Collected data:
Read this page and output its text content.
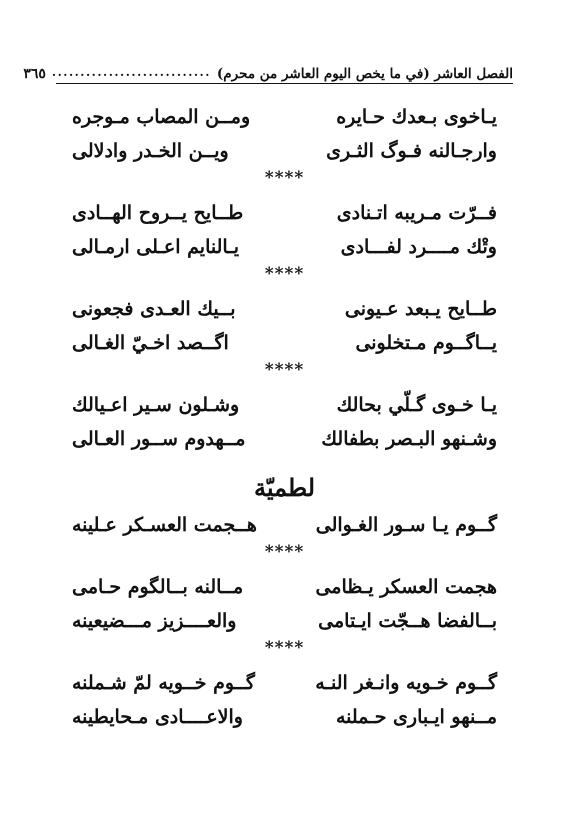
الفصل العاشر (في ما يخص اليوم العاشر من محرم)
............................
٣٦٥
يـاخوى بـعدك حـايره
ومــن المصاب مـوجره
وارجـالنه فـوگ الثـرى
ويــن الخـدر وادلالى
****
فــرّت مـريبه اتـنادى
طــايح يــروح الهــادى
وتْك مــــرد لفـــادى
يـالنايم اعـلى ارمـالى
****
طــايح يـبعد عـيونى
بــيك العـدى فجعونى
يــاگــوم مـتخلونى
اگــصد اخـيّ الغـالى
****
يـا خـوى گـلّي بحالك
وشـلون سـير اعـيالك
وشـنهو البـصر بطفالك
مــهدوم ســور العـالى
لطميّة
گــوم يـا سـور الغـوالى
هــجمت العسـكر عـلينه
****
هجمت العسكر يـظامى
مــالنه بــالگوم حـامى
بــالفضا هــجّت ايـتامى
والعــــزيز مـــضيعينه
****
گــوم خـويه وانـغر النـه
گــوم خــويه لمّ شـملنه
مــنهو ايـبارى حـملنه
والاعــــادى مـحايطينه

Work to be completed: Nothing but the pictures may be dropped; output the records above exactly.

The reply:
Read this page and output its text content.
الفصل العاشر (في ما يخص اليوم العاشر من محرم)
............................
٣٦٥
يـاخوى بـعدك حـايره
ومــن المصاب مـوجره
وارجـالنه فـوگ الثـرى
ويــن الخـدر وادلالى
****
فــرّت مـريبه اتـنادى
طــايح يــروح الهــادى
وتْك مــــرد لفـــادى
يـالنايم اعـلى ارمـالى
****
طــايح يـبعد عـيونى
بــيك العـدى فجعونى
يــاگــوم مـتخلونى
اگــصد اخـيّ الغـالى
****
يـا خـوى گـلّي بحالك
وشـلون سـير اعـيالك
وشـنهو البـصر بطفالك
مــهدوم ســور العـالى
لطميّة
گــوم يـا سـور الغـوالى
هــجمت العسـكر عـلينه
****
هجمت العسكر يـظامى
مــالنه بــالگوم حـامى
بــالفضا هــجّت ايـتامى
والعــــزيز مـــضيعينه
****
گــوم خـويه وانـغر النـه
گــوم خــويه لمّ شـملنه
مــنهو ايـبارى حـملنه
والاعــــادى مـحايطينه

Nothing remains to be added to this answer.